• **Work to complete**
Count every line in the data below where "text" occurs, then state that number and nothing more.

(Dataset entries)

******************************

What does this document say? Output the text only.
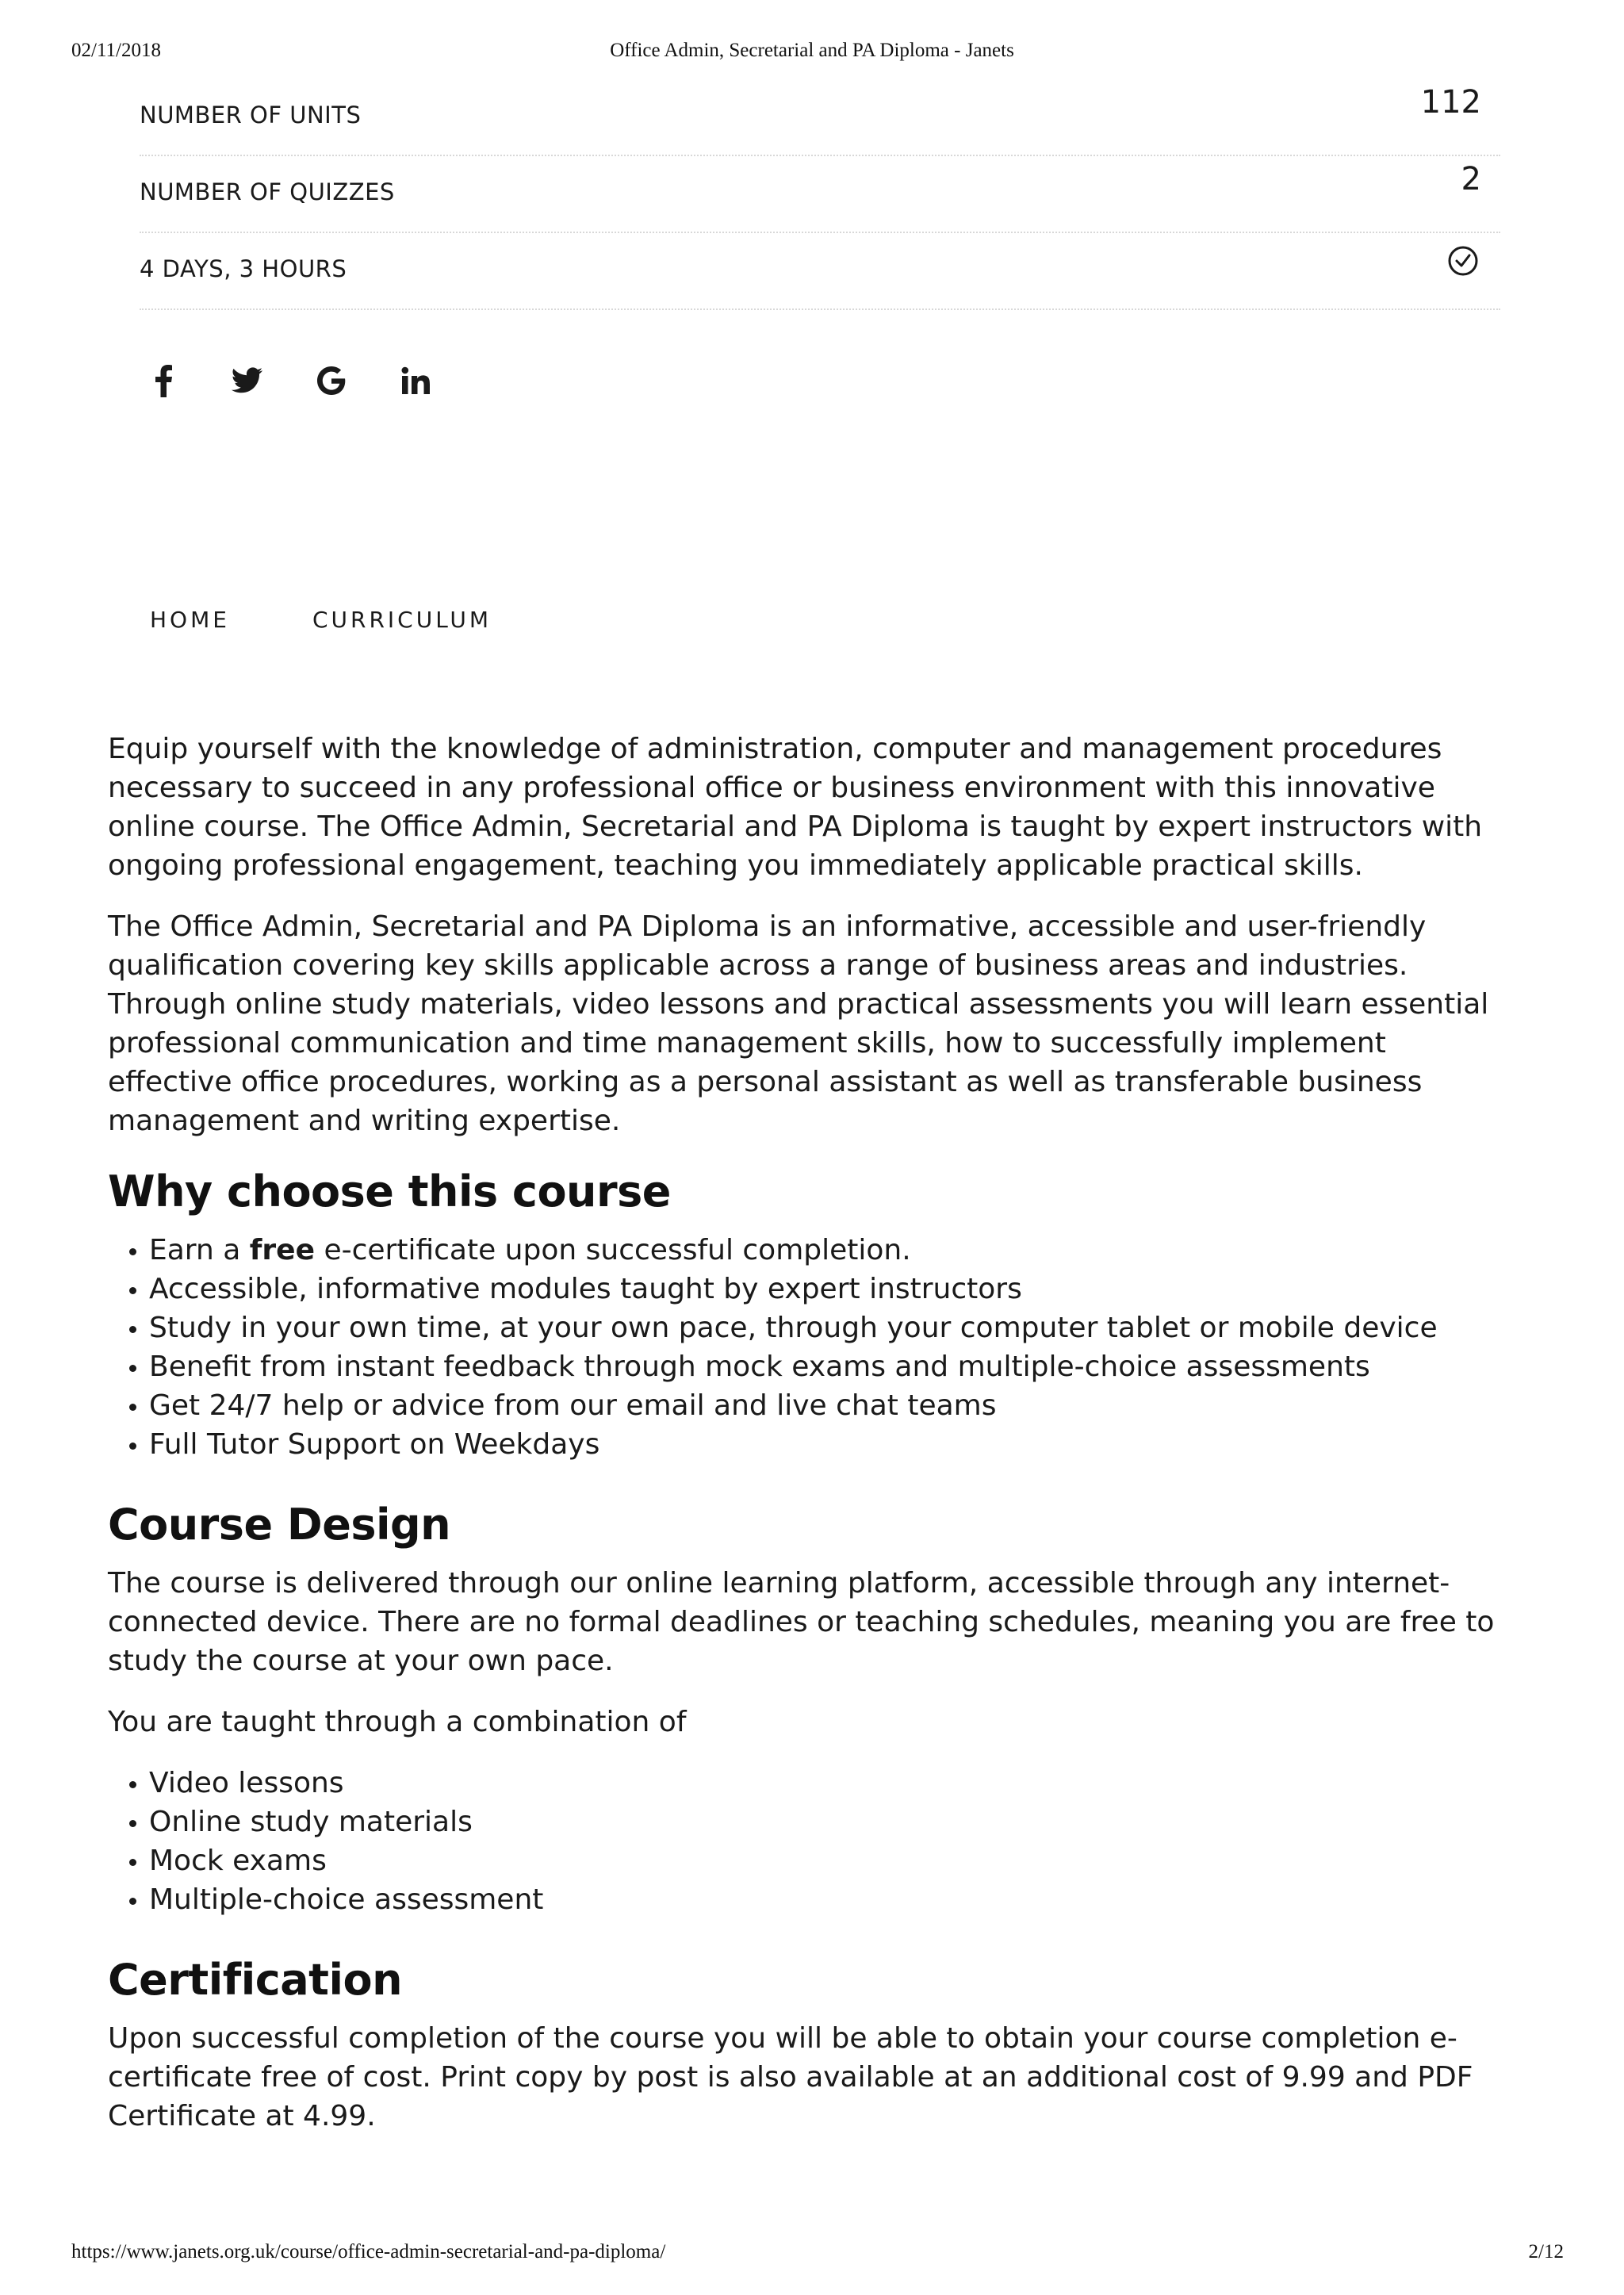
02/11/2018	Office Admin, Secretarial and PA Diploma - Janets
NUMBER OF UNITS	112
NUMBER OF QUIZZES	2
4 DAYS, 3 HOURS
HOME	CURRICULUM

Equip yourself with the knowledge of administration, computer and management procedures necessary to succeed in any professional office or business environment with this innovative online course. The Office Admin, Secretarial and PA Diploma is taught by expert instructors with ongoing professional engagement, teaching you immediately applicable practical skills.

The Office Admin, Secretarial and PA Diploma is an informative, accessible and user-friendly qualification covering key skills applicable across a range of business areas and industries. Through online study materials, video lessons and practical assessments you will learn essential professional communication and time management skills, how to successfully implement effective office procedures, working as a personal assistant as well as transferable business management and writing expertise.

Why choose this course
• Earn a free e-certificate upon successful completion.
• Accessible, informative modules taught by expert instructors
• Study in your own time, at your own pace, through your computer tablet or mobile device
• Benefit from instant feedback through mock exams and multiple-choice assessments
• Get 24/7 help or advice from our email and live chat teams
• Full Tutor Support on Weekdays
Course Design

The course is delivered through our online learning platform, accessible through any internet-connected device. There are no formal deadlines or teaching schedules, meaning you are free to study the course at your own pace.

You are taught through a combination of

• Video lessons
• Online study materials
• Mock exams
• Multiple-choice assessment
Certification

Upon successful completion of the course you will be able to obtain your course completion e-certificate free of cost. Print copy by post is also available at an additional cost of 9.99 and PDF Certificate at 4.99.

https://www.janets.org.uk/course/office-admin-secretarial-and-pa-diploma/	2/12
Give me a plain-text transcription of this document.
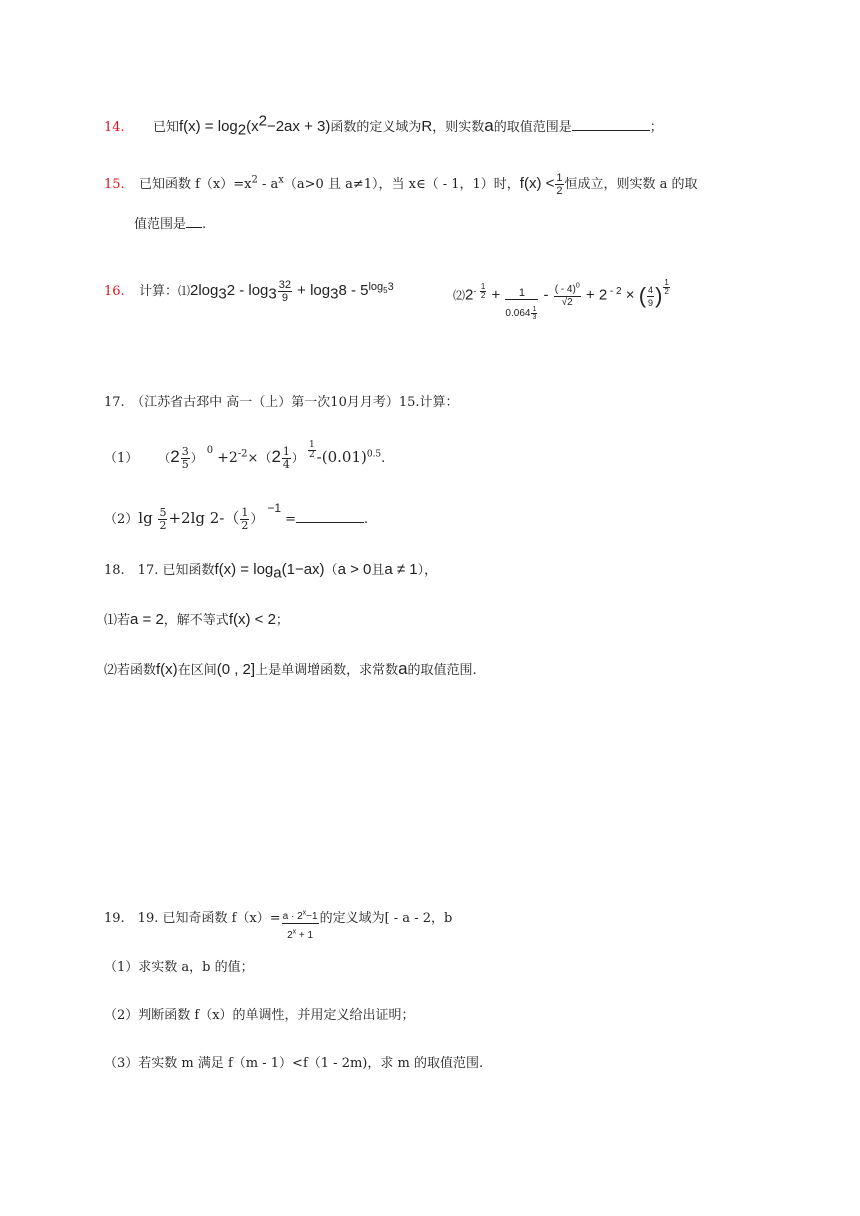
14. 已知$f(x) = \log_2(x^2-2ax + 3)$函数的定义域为R，则实数a的取值范围是	；
15. 已知函数 $f(x)=x^2 - a^x(a>0$ 且 a≠1），当 x∈（ - 1，1）时，$f(x) < \frac{1}{2}$ 恒成立，则实数 a 的取
值范围是 .
16. 计算：$⑴2\log_32 - \log_3 \frac{32}{9} + \log_38 - 5^{log_53}$
$⑵2^{- \frac{1}{2}} + \frac{1}{0.064 \frac{1}{3}} - \frac{( - 4)^0}{√2} + 2$ $^{- 2}$ × ( $\frac{4}{9}$ ) $^{\frac{1}{2}}$
17.　（江苏省古邳中 高一（上）第一次10月月考）15.计算：
（1） $(2 \frac{3}{5} )^0 +2^{-2}\times(2 \frac{1}{4}$ ） $^{\frac{1}{2}}$ $-(0.01)^{0.5}$.
$(2)\lg \frac{5}{2} +2\lg$ $2-( \frac{1}{2} )^{-1}=$	.
18.　17. 已知函数$f(x) = \log_a(1-ax)(a > 0$且a ≠ 1），
⑴若a = 2，解不等式f(x) < 2；
⑵若函数f(x)在区间(0 , 2]上是单调增函数，求常数a的取值范围.
19.　19. 已知奇函数 $f(x)= \frac{a \cdot 2^x-1}{2^x + 1}$ 的定义域为[ - a - 2，b
（1）求实数 a，b 的值；
（2）判断函数 f（x）的单调性，并用定义给出证明；
（3）若实数 m 满足 f（m - 1）<f（1 - 2m)，求 m 的取值范围.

******************************

• **Correct response**
2